--- BEGIN ---

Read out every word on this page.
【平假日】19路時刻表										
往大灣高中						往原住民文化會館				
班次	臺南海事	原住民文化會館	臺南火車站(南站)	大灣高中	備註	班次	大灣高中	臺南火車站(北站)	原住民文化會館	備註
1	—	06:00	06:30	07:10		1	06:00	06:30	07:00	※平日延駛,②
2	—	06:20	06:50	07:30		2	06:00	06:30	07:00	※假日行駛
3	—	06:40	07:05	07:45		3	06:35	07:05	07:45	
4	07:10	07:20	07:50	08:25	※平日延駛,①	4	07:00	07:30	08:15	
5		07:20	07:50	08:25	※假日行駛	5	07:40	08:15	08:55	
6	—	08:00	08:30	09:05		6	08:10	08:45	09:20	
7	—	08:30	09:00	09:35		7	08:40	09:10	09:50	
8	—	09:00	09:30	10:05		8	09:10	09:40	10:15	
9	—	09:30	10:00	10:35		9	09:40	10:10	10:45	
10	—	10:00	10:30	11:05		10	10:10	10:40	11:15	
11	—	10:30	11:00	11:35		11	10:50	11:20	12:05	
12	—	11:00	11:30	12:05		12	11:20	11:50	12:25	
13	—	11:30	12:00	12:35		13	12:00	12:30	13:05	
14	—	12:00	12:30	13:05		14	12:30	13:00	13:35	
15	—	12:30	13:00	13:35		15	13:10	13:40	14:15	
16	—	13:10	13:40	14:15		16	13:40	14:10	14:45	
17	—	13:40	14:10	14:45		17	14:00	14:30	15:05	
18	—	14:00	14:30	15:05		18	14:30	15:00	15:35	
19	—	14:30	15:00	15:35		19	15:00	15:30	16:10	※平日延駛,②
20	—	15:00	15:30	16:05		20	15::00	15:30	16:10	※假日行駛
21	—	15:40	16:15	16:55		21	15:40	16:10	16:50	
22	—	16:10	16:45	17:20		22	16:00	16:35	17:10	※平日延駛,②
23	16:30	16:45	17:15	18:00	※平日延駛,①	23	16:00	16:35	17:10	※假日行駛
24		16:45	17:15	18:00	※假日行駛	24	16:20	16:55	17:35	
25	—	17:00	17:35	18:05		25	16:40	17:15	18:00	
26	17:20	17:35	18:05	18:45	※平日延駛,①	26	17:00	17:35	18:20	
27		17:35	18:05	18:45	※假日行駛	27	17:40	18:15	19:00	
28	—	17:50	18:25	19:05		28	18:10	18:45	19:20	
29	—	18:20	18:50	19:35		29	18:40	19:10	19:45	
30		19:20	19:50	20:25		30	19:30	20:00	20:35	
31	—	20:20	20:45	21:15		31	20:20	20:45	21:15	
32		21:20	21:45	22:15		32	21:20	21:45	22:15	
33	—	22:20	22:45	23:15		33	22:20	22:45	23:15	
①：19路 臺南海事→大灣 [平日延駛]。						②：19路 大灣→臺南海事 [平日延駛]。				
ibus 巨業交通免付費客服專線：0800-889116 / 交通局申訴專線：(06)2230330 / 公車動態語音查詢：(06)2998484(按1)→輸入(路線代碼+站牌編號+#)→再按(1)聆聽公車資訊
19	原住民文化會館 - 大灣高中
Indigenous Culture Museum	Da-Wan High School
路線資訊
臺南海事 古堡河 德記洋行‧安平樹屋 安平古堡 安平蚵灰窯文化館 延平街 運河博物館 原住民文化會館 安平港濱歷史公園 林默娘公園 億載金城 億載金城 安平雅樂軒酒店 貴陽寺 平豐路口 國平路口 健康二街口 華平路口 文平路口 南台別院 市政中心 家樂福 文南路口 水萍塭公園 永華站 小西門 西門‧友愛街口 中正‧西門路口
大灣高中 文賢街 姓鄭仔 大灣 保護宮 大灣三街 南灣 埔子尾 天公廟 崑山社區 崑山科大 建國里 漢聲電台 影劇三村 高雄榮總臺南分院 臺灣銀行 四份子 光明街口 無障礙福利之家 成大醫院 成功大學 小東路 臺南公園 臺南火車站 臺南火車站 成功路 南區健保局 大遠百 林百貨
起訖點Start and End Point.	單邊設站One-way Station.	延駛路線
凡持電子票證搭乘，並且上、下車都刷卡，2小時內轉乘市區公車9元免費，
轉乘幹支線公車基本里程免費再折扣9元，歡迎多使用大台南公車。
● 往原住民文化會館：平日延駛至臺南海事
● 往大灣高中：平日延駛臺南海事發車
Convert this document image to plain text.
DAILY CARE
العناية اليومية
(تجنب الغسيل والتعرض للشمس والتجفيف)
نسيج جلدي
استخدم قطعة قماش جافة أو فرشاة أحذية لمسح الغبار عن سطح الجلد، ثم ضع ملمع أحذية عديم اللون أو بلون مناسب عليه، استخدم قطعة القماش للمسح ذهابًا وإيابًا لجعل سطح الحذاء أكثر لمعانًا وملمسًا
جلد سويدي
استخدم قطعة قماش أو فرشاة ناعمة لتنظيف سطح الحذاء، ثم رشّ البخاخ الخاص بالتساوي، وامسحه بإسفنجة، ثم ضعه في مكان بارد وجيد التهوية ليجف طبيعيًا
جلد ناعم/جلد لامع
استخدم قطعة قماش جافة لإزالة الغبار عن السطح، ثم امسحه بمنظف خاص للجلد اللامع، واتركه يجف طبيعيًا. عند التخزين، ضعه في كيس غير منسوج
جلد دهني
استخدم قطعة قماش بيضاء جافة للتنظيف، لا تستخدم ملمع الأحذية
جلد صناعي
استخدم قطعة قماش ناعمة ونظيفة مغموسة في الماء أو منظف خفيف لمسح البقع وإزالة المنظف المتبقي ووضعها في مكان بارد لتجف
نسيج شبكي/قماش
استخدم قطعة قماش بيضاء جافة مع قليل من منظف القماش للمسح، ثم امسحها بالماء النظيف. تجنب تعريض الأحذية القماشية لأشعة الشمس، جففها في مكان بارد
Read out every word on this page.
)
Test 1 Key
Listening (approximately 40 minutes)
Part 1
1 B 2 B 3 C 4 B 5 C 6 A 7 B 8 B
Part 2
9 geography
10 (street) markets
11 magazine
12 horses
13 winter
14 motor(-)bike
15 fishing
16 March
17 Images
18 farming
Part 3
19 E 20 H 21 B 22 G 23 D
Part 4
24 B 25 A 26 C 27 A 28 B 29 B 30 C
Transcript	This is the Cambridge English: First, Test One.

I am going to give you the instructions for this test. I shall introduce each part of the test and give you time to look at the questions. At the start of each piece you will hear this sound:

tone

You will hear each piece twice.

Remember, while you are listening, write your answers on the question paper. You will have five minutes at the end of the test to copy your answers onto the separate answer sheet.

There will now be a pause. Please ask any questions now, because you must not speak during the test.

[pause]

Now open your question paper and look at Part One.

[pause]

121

--- END ---

Directions for this task
Repeat the data above, word for word.

Task response
Read out every word on this page.
【平假日】19路時刻表										
往大灣高中						往原住民文化會館				
班次	臺南海事	原住民文化會館	臺南火車站(南站)	大灣高中	備註	班次	大灣高中	臺南火車站(北站)	原住民文化會館	備註
1	—	06:00	06:30	07:10		1	06:00	06:30	07:00	※平日延駛,②
2	—	06:20	06:50	07:30		2	06:00	06:30	07:00	※假日行駛
3	—	06:40	07:05	07:45		3	06:35	07:05	07:45	
4	07:10	07:20	07:50	08:25	※平日延駛,①	4	07:00	07:30	08:15	
5		07:20	07:50	08:25	※假日行駛	5	07:40	08:15	08:55	
6	—	08:00	08:30	09:05		6	08:10	08:45	09:20	
7	—	08:30	09:00	09:35		7	08:40	09:10	09:50	
8	—	09:00	09:30	10:05		8	09:10	09:40	10:15	
9	—	09:30	10:00	10:35		9	09:40	10:10	10:45	
10	—	10:00	10:30	11:05		10	10:10	10:40	11:15	
11	—	10:30	11:00	11:35		11	10:50	11:20	12:05	
12	—	11:00	11:30	12:05		12	11:20	11:50	12:25	
13	—	11:30	12:00	12:35		13	12:00	12:30	13:05	
14	—	12:00	12:30	13:05		14	12:30	13:00	13:35	
15	—	12:30	13:00	13:35		15	13:10	13:40	14:15	
16	—	13:10	13:40	14:15		16	13:40	14:10	14:45	
17	—	13:40	14:10	14:45		17	14:00	14:30	15:05	
18	—	14:00	14:30	15:05		18	14:30	15:00	15:35	
19	—	14:30	15:00	15:35		19	15:00	15:30	16:10	※平日延駛,②
20	—	15:00	15:30	16:05		20	15::00	15:30	16:10	※假日行駛
21	—	15:40	16:15	16:55		21	15:40	16:10	16:50	
22	—	16:10	16:45	17:20		22	16:00	16:35	17:10	※平日延駛,②
23	16:30	16:45	17:15	18:00	※平日延駛,①	23	16:00	16:35	17:10	※假日行駛
24		16:45	17:15	18:00	※假日行駛	24	16:20	16:55	17:35	
25	—	17:00	17:35	18:05		25	16:40	17:15	18:00	
26	17:20	17:35	18:05	18:45	※平日延駛,①	26	17:00	17:35	18:20	
27		17:35	18:05	18:45	※假日行駛	27	17:40	18:15	19:00	
28	—	17:50	18:25	19:05		28	18:10	18:45	19:20	
29	—	18:20	18:50	19:35		29	18:40	19:10	19:45	
30		19:20	19:50	20:25		30	19:30	20:00	20:35	
31	—	20:20	20:45	21:15		31	20:20	20:45	21:15	
32		21:20	21:45	22:15		32	21:20	21:45	22:15	
33	—	22:20	22:45	23:15		33	22:20	22:45	23:15	
①：19路 臺南海事→大灣 [平日延駛]。						②：19路 大灣→臺南海事 [平日延駛]。				
ibus 巨業交通免付費客服專線：0800-889116 / 交通局申訴專線：(06)2230330 / 公車動態語音查詢：(06)2998484(按1)→輸入(路線代碼+站牌編號+#)→再按(1)聆聽公車資訊
19	原住民文化會館 - 大灣高中
Indigenous Culture Museum	Da-Wan High School
路線資訊
臺南海事 古堡河 德記洋行‧安平樹屋 安平古堡 安平蚵灰窯文化館 延平街 運河博物館 原住民文化會館 安平港濱歷史公園 林默娘公園 億載金城 億載金城 安平雅樂軒酒店 貴陽寺 平豐路口 國平路口 健康二街口 華平路口 文平路口 南台別院 市政中心 家樂福 文南路口 水萍塭公園 永華站 小西門 西門‧友愛街口 中正‧西門路口
大灣高中 文賢街 姓鄭仔 大灣 保護宮 大灣三街 南灣 埔子尾 天公廟 崑山社區 崑山科大 建國里 漢聲電台 影劇三村 高雄榮總臺南分院 臺灣銀行 四份子 光明街口 無障礙福利之家 成大醫院 成功大學 小東路 臺南公園 臺南火車站 臺南火車站 成功路 南區健保局 大遠百 林百貨
起訖點Start and End Point.	單邊設站One-way Station.	延駛路線
凡持電子票證搭乘，並且上、下車都刷卡，2小時內轉乘市區公車9元免費，
轉乘幹支線公車基本里程免費再折扣9元，歡迎多使用大台南公車。
● 往原住民文化會館：平日延駛至臺南海事
● 往大灣高中：平日延駛臺南海事發車
Convert this document image to plain text.
DAILY CARE
العناية اليومية
(تجنب الغسيل والتعرض للشمس والتجفيف)
نسيج جلدي
استخدم قطعة قماش جافة أو فرشاة أحذية لمسح الغبار عن سطح الجلد، ثم ضع ملمع أحذية عديم اللون أو بلون مناسب عليه، استخدم قطعة القماش للمسح ذهابًا وإيابًا لجعل سطح الحذاء أكثر لمعانًا وملمسًا
جلد سويدي
استخدم قطعة قماش أو فرشاة ناعمة لتنظيف سطح الحذاء، ثم رشّ البخاخ الخاص بالتساوي، وامسحه بإسفنجة، ثم ضعه في مكان بارد وجيد التهوية ليجف طبيعيًا
جلد ناعم/جلد لامع
استخدم قطعة قماش جافة لإزالة الغبار عن السطح، ثم امسحه بمنظف خاص للجلد اللامع، واتركه يجف طبيعيًا. عند التخزين، ضعه في كيس غير منسوج
جلد دهني
استخدم قطعة قماش بيضاء جافة للتنظيف، لا تستخدم ملمع الأحذية
جلد صناعي
استخدم قطعة قماش ناعمة ونظيفة مغموسة في الماء أو منظف خفيف لمسح البقع وإزالة المنظف المتبقي ووضعها في مكان بارد لتجف
نسيج شبكي/قماش
استخدم قطعة قماش بيضاء جافة مع قليل من منظف القماش للمسح، ثم امسحها بالماء النظيف. تجنب تعريض الأحذية القماشية لأشعة الشمس، جففها في مكان بارد
Read out every word on this page.
)
Test 1 Key
Listening (approximately 40 minutes)
Part 1
1 B 2 B 3 C 4 B 5 C 6 A 7 B 8 B
Part 2
9 geography
10 (street) markets
11 magazine
12 horses
13 winter
14 motor(-)bike
15 fishing
16 March
17 Images
18 farming
Part 3
19 E 20 H 21 B 22 G 23 D
Part 4
24 B 25 A 26 C 27 A 28 B 29 B 30 C
Transcript	This is the Cambridge English: First, Test One.

I am going to give you the instructions for this test. I shall introduce each part of the test and give you time to look at the questions. At the start of each piece you will hear this sound:

tone

You will hear each piece twice.

Remember, while you are listening, write your answers on the question paper. You will have five minutes at the end of the test to copy your answers onto the separate answer sheet.

There will now be a pause. Please ask any questions now, because you must not speak during the test.

[pause]

Now open your question paper and look at Part One.

[pause]

121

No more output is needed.